● **What to do**:
In the data below, find every line with the string "coverage" and pull it out.

(Records)
## begin

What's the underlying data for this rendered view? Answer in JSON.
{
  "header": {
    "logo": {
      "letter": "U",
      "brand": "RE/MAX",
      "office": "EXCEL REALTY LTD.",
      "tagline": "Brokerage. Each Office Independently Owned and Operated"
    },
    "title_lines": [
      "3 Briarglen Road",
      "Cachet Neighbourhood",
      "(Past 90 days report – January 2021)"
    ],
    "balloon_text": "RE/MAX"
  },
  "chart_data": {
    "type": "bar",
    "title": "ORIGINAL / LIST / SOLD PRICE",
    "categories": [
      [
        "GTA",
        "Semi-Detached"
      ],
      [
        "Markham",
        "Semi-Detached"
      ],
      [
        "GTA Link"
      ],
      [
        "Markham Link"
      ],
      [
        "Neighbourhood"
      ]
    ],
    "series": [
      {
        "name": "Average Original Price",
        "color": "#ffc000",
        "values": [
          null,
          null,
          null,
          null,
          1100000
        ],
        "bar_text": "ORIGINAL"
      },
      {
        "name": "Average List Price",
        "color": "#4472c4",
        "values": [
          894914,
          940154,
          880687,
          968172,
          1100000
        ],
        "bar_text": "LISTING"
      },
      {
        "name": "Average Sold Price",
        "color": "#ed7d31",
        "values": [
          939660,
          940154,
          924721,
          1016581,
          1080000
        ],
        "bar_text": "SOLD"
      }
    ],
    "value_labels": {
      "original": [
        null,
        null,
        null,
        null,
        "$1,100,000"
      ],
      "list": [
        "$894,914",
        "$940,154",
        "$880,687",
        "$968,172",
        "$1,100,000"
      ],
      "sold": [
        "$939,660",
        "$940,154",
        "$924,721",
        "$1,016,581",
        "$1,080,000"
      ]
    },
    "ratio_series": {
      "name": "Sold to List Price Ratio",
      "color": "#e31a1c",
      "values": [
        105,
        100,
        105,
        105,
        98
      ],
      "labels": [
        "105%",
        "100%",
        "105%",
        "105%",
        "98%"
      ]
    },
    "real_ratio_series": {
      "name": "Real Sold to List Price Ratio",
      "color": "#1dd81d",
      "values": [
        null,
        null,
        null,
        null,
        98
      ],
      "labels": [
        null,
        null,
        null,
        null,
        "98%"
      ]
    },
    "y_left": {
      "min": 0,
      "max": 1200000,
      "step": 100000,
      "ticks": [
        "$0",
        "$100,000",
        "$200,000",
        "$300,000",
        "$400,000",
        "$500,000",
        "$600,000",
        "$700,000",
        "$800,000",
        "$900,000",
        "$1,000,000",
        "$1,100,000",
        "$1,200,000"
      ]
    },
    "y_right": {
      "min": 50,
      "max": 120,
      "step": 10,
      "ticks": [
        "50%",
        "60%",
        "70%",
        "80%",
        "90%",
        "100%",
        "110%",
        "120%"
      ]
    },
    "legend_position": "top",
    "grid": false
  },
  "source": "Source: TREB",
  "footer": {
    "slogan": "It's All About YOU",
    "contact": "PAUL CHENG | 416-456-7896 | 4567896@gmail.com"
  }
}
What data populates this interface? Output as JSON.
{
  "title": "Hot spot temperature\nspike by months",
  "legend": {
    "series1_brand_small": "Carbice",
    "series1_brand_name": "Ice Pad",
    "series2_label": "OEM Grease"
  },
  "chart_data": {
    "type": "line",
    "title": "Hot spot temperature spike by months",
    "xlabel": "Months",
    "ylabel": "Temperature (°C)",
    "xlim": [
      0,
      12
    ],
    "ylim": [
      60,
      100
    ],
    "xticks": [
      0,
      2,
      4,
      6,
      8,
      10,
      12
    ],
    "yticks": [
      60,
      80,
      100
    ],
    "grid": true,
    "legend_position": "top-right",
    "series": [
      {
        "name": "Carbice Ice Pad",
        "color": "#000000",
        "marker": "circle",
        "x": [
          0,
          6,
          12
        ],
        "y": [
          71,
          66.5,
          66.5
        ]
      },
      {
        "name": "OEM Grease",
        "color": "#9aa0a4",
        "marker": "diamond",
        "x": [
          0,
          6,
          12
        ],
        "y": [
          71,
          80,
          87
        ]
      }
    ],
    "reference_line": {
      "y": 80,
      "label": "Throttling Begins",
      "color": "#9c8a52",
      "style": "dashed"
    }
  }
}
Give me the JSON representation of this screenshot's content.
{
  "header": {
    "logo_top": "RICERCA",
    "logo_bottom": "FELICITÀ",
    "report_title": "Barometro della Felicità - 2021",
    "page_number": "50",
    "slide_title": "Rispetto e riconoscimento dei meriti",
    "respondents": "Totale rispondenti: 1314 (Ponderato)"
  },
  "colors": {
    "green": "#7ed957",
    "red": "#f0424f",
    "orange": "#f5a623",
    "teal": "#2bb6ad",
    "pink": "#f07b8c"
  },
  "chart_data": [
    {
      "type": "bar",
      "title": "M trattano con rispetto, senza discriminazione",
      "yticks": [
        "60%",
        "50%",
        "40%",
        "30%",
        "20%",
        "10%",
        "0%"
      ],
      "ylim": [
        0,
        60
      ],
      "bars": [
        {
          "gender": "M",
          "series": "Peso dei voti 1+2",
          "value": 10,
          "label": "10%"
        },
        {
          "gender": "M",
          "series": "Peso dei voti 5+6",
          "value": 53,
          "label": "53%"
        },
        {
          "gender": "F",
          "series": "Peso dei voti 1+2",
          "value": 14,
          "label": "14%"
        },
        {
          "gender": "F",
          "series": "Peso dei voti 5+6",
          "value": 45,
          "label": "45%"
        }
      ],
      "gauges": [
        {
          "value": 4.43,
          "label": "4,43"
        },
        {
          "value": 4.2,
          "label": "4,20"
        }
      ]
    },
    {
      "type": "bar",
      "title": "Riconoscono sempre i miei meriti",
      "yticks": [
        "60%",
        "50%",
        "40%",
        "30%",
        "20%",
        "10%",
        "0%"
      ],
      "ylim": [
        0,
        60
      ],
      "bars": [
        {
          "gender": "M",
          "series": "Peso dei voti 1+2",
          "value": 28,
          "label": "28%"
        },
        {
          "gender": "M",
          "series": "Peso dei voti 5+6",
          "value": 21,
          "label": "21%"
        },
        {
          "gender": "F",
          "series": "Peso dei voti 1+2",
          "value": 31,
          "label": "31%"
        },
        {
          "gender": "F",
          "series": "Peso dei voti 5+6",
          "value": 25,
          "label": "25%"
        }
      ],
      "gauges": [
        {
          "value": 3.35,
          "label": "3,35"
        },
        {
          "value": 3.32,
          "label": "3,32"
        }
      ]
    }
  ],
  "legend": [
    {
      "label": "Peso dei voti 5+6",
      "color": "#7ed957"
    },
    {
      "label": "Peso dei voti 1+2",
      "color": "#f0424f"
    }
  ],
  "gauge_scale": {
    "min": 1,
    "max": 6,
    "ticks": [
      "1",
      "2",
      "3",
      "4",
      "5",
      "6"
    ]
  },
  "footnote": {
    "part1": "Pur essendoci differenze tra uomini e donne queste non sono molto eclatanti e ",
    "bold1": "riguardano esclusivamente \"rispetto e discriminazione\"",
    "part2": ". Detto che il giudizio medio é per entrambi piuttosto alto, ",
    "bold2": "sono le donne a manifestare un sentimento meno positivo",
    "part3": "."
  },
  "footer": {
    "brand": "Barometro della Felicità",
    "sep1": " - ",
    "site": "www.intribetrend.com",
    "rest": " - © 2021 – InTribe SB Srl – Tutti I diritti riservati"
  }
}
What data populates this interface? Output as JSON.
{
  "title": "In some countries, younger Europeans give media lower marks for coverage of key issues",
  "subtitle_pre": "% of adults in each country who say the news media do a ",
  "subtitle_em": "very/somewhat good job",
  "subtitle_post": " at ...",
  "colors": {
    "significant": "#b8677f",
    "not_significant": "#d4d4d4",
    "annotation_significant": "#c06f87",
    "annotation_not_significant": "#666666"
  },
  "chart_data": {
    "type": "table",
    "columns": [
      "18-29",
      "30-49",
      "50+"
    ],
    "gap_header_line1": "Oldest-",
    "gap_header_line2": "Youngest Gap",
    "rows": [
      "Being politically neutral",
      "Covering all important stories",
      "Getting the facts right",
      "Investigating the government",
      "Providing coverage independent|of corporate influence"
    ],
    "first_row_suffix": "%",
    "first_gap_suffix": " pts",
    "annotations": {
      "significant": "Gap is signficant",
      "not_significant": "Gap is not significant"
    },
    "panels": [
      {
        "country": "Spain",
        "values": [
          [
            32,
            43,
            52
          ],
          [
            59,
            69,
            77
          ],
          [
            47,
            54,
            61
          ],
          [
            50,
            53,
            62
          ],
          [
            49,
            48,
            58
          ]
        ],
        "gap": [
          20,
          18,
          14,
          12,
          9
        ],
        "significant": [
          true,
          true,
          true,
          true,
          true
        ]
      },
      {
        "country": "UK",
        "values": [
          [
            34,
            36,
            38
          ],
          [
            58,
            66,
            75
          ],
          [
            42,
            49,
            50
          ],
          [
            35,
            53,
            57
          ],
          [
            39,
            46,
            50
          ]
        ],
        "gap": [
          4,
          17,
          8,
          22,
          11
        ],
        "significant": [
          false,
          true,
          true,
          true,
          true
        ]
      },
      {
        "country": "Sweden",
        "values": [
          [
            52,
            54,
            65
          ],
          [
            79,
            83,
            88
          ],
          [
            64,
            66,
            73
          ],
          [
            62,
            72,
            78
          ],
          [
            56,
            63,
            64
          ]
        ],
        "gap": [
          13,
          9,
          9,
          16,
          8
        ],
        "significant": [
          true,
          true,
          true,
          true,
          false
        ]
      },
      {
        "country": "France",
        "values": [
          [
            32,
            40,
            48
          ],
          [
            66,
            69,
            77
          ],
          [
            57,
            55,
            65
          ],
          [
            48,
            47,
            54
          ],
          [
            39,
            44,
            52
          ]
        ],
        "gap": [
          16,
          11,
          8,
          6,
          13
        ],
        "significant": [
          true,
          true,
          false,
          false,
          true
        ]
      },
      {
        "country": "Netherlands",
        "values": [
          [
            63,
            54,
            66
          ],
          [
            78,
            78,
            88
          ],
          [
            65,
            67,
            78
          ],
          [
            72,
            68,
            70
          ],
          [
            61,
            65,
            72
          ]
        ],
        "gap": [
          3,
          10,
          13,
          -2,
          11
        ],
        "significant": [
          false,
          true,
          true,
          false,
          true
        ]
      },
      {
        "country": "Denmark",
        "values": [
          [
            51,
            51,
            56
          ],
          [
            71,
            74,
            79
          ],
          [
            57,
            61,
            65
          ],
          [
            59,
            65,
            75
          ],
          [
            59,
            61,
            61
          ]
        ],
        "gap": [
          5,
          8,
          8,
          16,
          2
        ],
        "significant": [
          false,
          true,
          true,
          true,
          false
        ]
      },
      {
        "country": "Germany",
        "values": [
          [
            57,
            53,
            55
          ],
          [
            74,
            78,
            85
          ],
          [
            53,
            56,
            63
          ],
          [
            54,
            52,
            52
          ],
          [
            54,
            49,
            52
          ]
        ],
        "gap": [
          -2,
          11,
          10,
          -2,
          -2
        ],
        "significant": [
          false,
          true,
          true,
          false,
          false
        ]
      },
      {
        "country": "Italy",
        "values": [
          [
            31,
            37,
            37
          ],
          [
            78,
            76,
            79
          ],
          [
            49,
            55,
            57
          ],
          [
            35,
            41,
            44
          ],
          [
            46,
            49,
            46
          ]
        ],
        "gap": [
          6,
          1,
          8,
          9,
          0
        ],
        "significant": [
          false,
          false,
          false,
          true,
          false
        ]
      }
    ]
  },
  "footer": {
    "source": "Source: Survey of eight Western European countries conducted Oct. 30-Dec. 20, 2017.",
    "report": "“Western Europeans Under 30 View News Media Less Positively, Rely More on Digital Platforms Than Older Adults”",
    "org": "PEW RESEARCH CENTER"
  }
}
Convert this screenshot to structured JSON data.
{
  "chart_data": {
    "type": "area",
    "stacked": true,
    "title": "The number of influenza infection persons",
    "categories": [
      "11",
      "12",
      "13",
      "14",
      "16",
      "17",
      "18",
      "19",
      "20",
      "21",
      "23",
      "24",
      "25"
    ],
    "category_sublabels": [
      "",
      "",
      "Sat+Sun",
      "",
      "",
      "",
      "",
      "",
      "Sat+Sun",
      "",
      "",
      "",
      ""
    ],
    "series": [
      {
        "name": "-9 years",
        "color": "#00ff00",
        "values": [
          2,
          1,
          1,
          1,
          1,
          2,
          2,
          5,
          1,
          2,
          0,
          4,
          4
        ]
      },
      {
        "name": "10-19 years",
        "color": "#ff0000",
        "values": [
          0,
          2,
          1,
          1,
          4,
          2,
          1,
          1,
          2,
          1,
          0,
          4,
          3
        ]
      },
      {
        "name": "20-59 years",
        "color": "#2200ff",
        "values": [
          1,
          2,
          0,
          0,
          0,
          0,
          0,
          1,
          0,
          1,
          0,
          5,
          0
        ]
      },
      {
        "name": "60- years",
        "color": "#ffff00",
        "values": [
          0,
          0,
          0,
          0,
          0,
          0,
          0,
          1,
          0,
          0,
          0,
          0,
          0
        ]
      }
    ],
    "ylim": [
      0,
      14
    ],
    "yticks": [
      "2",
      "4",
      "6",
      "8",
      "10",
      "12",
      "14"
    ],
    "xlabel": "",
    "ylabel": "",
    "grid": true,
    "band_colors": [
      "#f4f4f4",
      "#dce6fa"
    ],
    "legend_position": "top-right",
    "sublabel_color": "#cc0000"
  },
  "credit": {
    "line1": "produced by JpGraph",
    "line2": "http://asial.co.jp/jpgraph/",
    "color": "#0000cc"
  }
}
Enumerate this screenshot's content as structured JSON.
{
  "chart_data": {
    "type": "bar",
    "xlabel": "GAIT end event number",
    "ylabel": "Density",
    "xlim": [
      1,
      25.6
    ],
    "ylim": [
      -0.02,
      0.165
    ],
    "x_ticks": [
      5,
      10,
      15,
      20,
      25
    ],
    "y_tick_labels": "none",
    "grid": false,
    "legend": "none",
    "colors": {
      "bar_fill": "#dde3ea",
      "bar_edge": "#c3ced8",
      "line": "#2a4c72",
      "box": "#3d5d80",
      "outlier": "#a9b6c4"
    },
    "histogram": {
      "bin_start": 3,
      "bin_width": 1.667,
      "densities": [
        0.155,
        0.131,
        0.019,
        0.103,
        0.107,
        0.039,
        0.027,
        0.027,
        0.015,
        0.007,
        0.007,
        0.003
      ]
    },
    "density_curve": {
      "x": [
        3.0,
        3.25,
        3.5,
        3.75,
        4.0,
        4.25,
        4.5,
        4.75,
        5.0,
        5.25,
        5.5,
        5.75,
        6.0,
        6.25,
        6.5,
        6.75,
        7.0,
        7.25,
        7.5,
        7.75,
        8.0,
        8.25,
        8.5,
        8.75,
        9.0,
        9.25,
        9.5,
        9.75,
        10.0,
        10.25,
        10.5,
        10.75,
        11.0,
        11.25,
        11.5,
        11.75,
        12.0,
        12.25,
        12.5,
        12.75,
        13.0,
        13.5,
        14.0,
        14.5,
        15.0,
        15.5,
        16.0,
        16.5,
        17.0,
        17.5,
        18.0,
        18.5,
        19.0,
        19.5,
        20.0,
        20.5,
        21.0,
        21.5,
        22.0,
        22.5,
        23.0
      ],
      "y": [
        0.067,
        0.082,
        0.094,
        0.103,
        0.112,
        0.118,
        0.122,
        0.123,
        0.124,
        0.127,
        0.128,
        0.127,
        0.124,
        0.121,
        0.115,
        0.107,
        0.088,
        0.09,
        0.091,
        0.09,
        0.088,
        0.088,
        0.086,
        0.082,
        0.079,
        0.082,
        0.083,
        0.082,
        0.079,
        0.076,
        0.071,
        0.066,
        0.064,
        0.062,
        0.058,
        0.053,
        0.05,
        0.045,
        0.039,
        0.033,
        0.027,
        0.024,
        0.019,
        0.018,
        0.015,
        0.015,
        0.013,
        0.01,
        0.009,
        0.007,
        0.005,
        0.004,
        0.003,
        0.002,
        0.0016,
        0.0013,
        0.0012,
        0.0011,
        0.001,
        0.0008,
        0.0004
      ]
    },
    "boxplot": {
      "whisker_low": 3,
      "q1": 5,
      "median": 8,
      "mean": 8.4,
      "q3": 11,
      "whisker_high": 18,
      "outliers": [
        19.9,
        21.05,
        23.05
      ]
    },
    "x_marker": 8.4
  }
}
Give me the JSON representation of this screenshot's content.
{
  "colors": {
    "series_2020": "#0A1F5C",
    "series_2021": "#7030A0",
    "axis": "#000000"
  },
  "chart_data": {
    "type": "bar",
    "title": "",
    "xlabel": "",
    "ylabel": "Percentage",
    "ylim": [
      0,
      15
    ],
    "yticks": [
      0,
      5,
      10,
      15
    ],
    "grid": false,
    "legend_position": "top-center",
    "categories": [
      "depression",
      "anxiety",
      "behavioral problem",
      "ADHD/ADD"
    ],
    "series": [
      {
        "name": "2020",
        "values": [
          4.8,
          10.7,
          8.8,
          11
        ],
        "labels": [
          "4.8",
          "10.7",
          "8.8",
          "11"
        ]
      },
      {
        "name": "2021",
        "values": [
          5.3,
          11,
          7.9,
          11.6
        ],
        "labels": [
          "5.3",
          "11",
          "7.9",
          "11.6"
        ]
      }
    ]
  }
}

## end

● **Task result**:
  "title": "In some countries, younger Europeans give media lower marks for coverage of key issues",
      "Providing coverage independent|of corporate influence"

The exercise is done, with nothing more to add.